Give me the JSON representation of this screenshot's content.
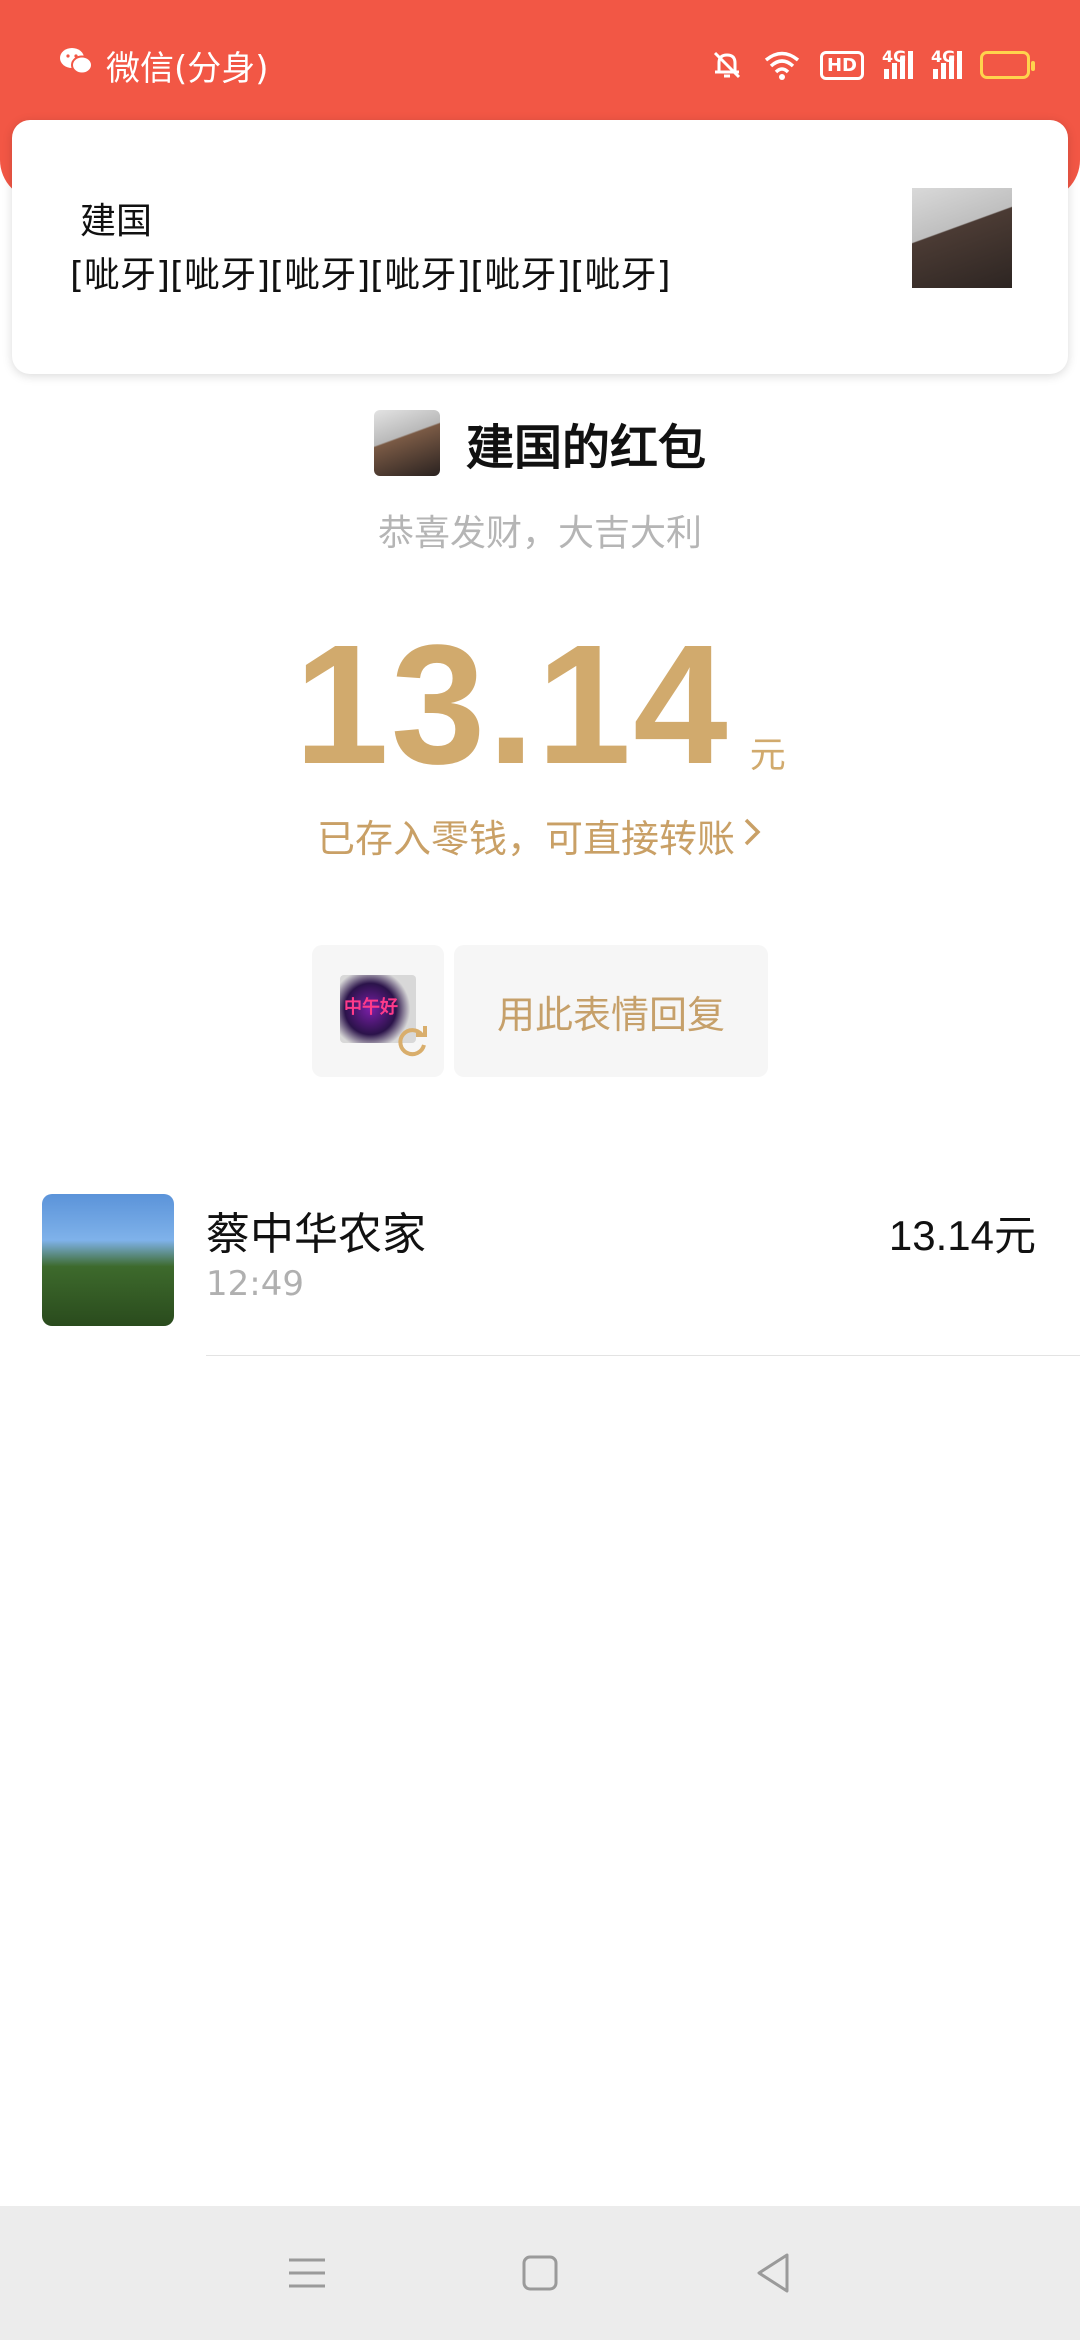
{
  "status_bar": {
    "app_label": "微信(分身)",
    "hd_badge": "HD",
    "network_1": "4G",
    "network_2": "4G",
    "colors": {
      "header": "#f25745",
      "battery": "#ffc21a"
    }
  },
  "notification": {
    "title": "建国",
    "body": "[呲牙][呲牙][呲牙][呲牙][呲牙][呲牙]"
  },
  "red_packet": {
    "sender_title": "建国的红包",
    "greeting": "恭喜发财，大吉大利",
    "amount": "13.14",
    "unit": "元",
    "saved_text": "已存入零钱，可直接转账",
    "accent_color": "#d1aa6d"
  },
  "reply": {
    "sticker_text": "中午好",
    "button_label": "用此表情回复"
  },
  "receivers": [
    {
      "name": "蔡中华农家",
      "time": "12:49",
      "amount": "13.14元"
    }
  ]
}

+++

▶ Problem
Restate each entry word for word, please, but drop any images it holds.

▶ Completed exercise
Give me the JSON representation of this screenshot's content.
{
  "status_bar": {
    "app_label": "微信(分身)",
    "hd_badge": "HD",
    "network_1": "4G",
    "network_2": "4G",
    "colors": {
      "header": "#f25745",
      "battery": "#ffc21a"
    }
  },
  "notification": {
    "title": "建国",
    "body": "[呲牙][呲牙][呲牙][呲牙][呲牙][呲牙]"
  },
  "red_packet": {
    "sender_title": "建国的红包",
    "greeting": "恭喜发财，大吉大利",
    "amount": "13.14",
    "unit": "元",
    "saved_text": "已存入零钱，可直接转账",
    "accent_color": "#d1aa6d"
  },
  "reply": {
    "sticker_text": "中午好",
    "button_label": "用此表情回复"
  },
  "receivers": [
    {
      "name": "蔡中华农家",
      "time": "12:49",
      "amount": "13.14元"
    }
  ]
}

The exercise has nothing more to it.